=== AVAILABLE DATA ===

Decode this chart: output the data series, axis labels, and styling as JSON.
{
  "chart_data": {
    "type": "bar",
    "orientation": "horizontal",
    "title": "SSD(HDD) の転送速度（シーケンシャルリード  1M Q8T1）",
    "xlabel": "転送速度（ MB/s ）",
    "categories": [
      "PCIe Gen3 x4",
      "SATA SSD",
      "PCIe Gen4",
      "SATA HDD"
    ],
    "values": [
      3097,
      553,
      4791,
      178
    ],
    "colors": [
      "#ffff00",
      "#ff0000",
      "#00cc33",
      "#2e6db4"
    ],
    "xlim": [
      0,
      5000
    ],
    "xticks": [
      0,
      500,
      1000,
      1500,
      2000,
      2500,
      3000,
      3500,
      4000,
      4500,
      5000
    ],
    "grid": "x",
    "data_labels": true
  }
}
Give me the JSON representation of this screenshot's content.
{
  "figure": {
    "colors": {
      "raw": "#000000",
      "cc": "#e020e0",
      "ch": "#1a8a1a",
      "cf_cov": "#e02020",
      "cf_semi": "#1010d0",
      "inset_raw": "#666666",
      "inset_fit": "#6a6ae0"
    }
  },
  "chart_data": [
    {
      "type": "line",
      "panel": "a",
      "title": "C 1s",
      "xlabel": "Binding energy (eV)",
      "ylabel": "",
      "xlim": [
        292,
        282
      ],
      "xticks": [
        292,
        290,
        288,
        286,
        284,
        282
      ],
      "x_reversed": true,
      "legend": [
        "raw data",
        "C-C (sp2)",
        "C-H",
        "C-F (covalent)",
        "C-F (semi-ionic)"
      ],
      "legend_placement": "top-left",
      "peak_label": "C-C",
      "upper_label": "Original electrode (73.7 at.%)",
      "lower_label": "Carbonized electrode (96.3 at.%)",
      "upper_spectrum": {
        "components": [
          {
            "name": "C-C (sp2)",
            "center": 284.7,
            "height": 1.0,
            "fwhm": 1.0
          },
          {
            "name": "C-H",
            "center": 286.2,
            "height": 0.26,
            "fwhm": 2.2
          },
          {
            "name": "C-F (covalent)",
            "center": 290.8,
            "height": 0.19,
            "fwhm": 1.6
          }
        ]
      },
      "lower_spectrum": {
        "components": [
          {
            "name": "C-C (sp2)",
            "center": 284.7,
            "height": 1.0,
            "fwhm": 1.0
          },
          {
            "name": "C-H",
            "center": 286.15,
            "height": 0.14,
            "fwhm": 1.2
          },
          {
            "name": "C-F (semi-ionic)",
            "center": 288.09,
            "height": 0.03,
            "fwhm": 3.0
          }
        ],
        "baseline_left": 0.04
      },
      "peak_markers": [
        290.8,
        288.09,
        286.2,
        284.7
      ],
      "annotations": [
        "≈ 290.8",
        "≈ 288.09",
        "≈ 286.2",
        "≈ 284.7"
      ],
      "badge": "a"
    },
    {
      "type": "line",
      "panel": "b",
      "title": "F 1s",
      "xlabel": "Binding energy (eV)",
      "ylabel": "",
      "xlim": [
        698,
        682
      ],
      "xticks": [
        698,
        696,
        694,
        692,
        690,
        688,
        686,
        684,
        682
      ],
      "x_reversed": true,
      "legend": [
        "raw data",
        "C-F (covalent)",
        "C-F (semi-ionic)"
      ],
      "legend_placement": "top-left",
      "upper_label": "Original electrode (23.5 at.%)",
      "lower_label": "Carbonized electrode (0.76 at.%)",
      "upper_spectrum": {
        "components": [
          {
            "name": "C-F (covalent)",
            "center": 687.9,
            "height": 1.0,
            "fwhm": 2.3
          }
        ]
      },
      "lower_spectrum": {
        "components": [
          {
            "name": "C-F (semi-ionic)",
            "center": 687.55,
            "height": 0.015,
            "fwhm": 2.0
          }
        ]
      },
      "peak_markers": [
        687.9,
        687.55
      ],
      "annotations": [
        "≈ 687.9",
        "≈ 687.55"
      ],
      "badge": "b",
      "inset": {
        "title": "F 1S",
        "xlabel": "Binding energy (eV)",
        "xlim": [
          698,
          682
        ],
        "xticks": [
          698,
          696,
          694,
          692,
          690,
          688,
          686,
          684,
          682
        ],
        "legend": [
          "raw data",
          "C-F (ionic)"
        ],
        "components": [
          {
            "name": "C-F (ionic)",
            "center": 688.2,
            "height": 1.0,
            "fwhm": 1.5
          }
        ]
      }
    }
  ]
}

===

*WHAT THIS TASK INVOLVES*. Pick out and copy the lines of the entries that hold the string "xlabel".

*OUTPUT*.
    "xlabel": "転送速度（ MB/s ）",
      "xlabel": "Binding energy (eV)",
      "xlabel": "Binding energy (eV)",
        "xlabel": "Binding energy (eV)",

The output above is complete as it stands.